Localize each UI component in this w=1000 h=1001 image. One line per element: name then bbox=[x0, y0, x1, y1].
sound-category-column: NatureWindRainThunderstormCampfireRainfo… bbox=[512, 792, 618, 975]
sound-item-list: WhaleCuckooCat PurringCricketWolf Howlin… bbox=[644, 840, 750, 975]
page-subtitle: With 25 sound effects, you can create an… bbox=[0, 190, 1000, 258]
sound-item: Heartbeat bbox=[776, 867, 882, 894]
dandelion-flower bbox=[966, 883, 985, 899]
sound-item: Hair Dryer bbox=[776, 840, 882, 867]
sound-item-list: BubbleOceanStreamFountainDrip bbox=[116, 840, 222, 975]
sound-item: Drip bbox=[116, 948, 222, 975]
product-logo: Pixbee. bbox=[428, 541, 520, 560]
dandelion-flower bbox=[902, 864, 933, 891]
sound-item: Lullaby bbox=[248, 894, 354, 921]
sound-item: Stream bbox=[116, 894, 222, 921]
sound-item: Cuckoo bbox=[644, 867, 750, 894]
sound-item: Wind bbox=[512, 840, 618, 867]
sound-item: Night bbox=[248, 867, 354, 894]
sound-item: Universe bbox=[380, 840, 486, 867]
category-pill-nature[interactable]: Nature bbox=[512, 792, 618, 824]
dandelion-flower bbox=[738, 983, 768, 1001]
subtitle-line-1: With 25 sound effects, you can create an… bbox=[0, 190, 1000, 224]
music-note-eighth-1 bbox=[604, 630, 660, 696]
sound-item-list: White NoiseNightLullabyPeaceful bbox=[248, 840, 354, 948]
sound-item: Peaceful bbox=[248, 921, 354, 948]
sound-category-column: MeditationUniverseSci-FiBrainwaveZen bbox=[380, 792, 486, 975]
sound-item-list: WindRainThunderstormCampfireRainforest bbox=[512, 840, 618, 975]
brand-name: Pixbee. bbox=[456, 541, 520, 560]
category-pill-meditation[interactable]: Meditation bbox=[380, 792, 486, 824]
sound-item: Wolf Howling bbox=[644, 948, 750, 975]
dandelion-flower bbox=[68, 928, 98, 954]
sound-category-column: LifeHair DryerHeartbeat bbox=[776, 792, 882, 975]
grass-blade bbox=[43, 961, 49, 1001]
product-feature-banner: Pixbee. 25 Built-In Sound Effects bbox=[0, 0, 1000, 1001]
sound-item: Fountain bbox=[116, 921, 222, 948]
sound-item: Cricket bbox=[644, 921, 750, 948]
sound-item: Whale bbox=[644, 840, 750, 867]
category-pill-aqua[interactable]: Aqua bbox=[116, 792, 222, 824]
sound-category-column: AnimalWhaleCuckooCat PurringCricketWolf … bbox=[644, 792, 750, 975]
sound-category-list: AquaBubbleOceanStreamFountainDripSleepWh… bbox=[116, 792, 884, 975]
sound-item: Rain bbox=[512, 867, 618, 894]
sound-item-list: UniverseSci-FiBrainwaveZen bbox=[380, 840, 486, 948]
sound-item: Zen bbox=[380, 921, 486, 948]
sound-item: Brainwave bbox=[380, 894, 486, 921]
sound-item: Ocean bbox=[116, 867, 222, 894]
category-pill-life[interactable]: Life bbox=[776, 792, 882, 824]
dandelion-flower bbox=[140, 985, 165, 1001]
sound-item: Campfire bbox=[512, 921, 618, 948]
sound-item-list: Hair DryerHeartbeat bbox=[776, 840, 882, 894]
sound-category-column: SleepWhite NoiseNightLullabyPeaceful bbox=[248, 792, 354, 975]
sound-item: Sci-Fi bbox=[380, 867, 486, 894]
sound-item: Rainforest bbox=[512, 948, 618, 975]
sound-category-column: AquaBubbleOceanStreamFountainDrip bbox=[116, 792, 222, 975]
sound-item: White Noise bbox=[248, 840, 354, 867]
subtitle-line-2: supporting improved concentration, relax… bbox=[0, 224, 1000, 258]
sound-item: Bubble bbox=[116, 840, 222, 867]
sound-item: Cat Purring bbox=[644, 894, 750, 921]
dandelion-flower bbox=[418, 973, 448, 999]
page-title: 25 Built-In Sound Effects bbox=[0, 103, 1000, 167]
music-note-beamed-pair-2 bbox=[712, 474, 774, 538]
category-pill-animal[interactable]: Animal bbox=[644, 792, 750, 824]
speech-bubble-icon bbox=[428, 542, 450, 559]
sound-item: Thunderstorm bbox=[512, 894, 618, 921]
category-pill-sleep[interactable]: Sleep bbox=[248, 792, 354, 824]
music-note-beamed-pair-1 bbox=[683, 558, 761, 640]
+ + + + +
WRITTEN REQUEST
Copy every one of the rows above word for word, with no changes.

EXERCISE SOLUTION
Localize each UI component in this w=1000 h=1001 image. One line per element: name then bbox=[x0, y0, x1, y1].
sound-category-column: NatureWindRainThunderstormCampfireRainfo… bbox=[512, 792, 618, 975]
sound-item-list: WhaleCuckooCat PurringCricketWolf Howlin… bbox=[644, 840, 750, 975]
page-subtitle: With 25 sound effects, you can create an… bbox=[0, 190, 1000, 258]
sound-item: Heartbeat bbox=[776, 867, 882, 894]
dandelion-flower bbox=[966, 883, 985, 899]
sound-item: Hair Dryer bbox=[776, 840, 882, 867]
sound-item-list: BubbleOceanStreamFountainDrip bbox=[116, 840, 222, 975]
sound-item: Drip bbox=[116, 948, 222, 975]
product-logo: Pixbee. bbox=[428, 541, 520, 560]
dandelion-flower bbox=[902, 864, 933, 891]
sound-item: Lullaby bbox=[248, 894, 354, 921]
sound-item: Stream bbox=[116, 894, 222, 921]
sound-item: Cuckoo bbox=[644, 867, 750, 894]
sound-item: Wind bbox=[512, 840, 618, 867]
sound-item: Night bbox=[248, 867, 354, 894]
sound-item: Universe bbox=[380, 840, 486, 867]
category-pill-nature[interactable]: Nature bbox=[512, 792, 618, 824]
dandelion-flower bbox=[738, 983, 768, 1001]
subtitle-line-1: With 25 sound effects, you can create an… bbox=[0, 190, 1000, 224]
music-note-eighth-1 bbox=[604, 630, 660, 696]
sound-item-list: White NoiseNightLullabyPeaceful bbox=[248, 840, 354, 948]
sound-item: Peaceful bbox=[248, 921, 354, 948]
sound-category-column: MeditationUniverseSci-FiBrainwaveZen bbox=[380, 792, 486, 975]
sound-item-list: WindRainThunderstormCampfireRainforest bbox=[512, 840, 618, 975]
brand-name: Pixbee. bbox=[456, 541, 520, 560]
category-pill-meditation[interactable]: Meditation bbox=[380, 792, 486, 824]
sound-item: Wolf Howling bbox=[644, 948, 750, 975]
dandelion-flower bbox=[68, 928, 98, 954]
sound-category-column: LifeHair DryerHeartbeat bbox=[776, 792, 882, 975]
grass-blade bbox=[43, 961, 49, 1001]
product-feature-banner: Pixbee. 25 Built-In Sound Effects bbox=[0, 0, 1000, 1001]
sound-item: Fountain bbox=[116, 921, 222, 948]
sound-item: Cricket bbox=[644, 921, 750, 948]
sound-item: Whale bbox=[644, 840, 750, 867]
category-pill-aqua[interactable]: Aqua bbox=[116, 792, 222, 824]
sound-category-column: AnimalWhaleCuckooCat PurringCricketWolf … bbox=[644, 792, 750, 975]
sound-category-list: AquaBubbleOceanStreamFountainDripSleepWh… bbox=[116, 792, 884, 975]
sound-item: Rain bbox=[512, 867, 618, 894]
sound-item-list: UniverseSci-FiBrainwaveZen bbox=[380, 840, 486, 948]
sound-item: Zen bbox=[380, 921, 486, 948]
sound-item: Brainwave bbox=[380, 894, 486, 921]
sound-item: Ocean bbox=[116, 867, 222, 894]
category-pill-life[interactable]: Life bbox=[776, 792, 882, 824]
dandelion-flower bbox=[140, 985, 165, 1001]
sound-item: Campfire bbox=[512, 921, 618, 948]
sound-item-list: Hair DryerHeartbeat bbox=[776, 840, 882, 894]
sound-category-column: SleepWhite NoiseNightLullabyPeaceful bbox=[248, 792, 354, 975]
sound-item: Sci-Fi bbox=[380, 867, 486, 894]
sound-item: Rainforest bbox=[512, 948, 618, 975]
sound-category-column: AquaBubbleOceanStreamFountainDrip bbox=[116, 792, 222, 975]
sound-item: White Noise bbox=[248, 840, 354, 867]
subtitle-line-2: supporting improved concentration, relax… bbox=[0, 224, 1000, 258]
sound-item: Bubble bbox=[116, 840, 222, 867]
sound-item: Cat Purring bbox=[644, 894, 750, 921]
dandelion-flower bbox=[418, 973, 448, 999]
page-title: 25 Built-In Sound Effects bbox=[0, 103, 1000, 167]
music-note-beamed-pair-2 bbox=[712, 474, 774, 538]
category-pill-animal[interactable]: Animal bbox=[644, 792, 750, 824]
speech-bubble-icon bbox=[428, 542, 450, 559]
sound-item: Thunderstorm bbox=[512, 894, 618, 921]
category-pill-sleep[interactable]: Sleep bbox=[248, 792, 354, 824]
music-note-beamed-pair-1 bbox=[683, 558, 761, 640]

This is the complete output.